SET EXERCISE: Here are some records; quote them exactly, leaving out the pictures.

DATA SHOWN:
★ ★ ★

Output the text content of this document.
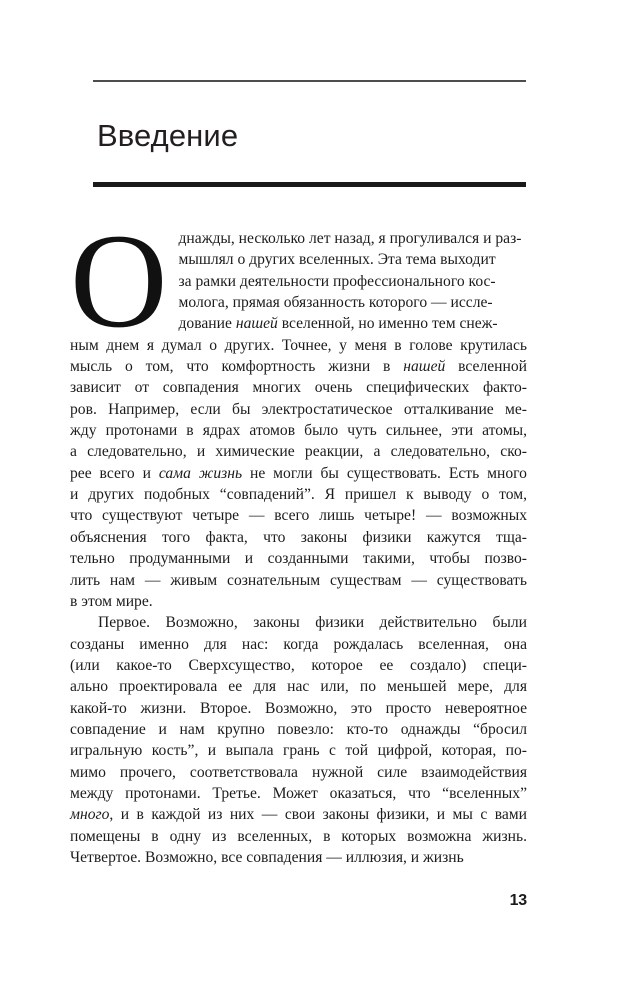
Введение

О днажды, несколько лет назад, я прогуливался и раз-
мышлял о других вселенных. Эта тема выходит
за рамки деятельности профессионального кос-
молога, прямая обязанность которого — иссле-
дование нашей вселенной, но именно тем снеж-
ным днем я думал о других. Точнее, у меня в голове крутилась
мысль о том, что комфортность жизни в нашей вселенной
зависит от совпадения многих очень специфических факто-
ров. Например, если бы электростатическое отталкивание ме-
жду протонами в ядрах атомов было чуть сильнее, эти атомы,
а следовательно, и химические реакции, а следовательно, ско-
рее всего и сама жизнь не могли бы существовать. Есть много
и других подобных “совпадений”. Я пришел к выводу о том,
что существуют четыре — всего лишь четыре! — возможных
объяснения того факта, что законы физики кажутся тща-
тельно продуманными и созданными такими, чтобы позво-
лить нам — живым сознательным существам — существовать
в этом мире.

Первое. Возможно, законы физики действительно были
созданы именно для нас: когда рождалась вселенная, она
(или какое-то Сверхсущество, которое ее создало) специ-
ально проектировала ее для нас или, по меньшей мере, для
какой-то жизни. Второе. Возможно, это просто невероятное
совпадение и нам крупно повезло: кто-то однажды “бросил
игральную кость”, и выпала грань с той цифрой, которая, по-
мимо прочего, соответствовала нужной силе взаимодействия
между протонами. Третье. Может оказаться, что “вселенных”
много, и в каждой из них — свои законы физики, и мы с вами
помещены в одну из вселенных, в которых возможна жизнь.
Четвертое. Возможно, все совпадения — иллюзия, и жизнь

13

★ ★ ★

COMPLETE OUTPUT:
Output the text content of this document.
Введение

О днажды, несколько лет назад, я прогуливался и раз-
мышлял о других вселенных. Эта тема выходит
за рамки деятельности профессионального кос-
молога, прямая обязанность которого — иссле-
дование нашей вселенной, но именно тем снеж-
ным днем я думал о других. Точнее, у меня в голове крутилась
мысль о том, что комфортность жизни в нашей вселенной
зависит от совпадения многих очень специфических факто-
ров. Например, если бы электростатическое отталкивание ме-
жду протонами в ядрах атомов было чуть сильнее, эти атомы,
а следовательно, и химические реакции, а следовательно, ско-
рее всего и сама жизнь не могли бы существовать. Есть много
и других подобных “совпадений”. Я пришел к выводу о том,
что существуют четыре — всего лишь четыре! — возможных
объяснения того факта, что законы физики кажутся тща-
тельно продуманными и созданными такими, чтобы позво-
лить нам — живым сознательным существам — существовать
в этом мире.

Первое. Возможно, законы физики действительно были
созданы именно для нас: когда рождалась вселенная, она
(или какое-то Сверхсущество, которое ее создало) специ-
ально проектировала ее для нас или, по меньшей мере, для
какой-то жизни. Второе. Возможно, это просто невероятное
совпадение и нам крупно повезло: кто-то однажды “бросил
игральную кость”, и выпала грань с той цифрой, которая, по-
мимо прочего, соответствовала нужной силе взаимодействия
между протонами. Третье. Может оказаться, что “вселенных”
много, и в каждой из них — свои законы физики, и мы с вами
помещены в одну из вселенных, в которых возможна жизнь.
Четвертое. Возможно, все совпадения — иллюзия, и жизнь

13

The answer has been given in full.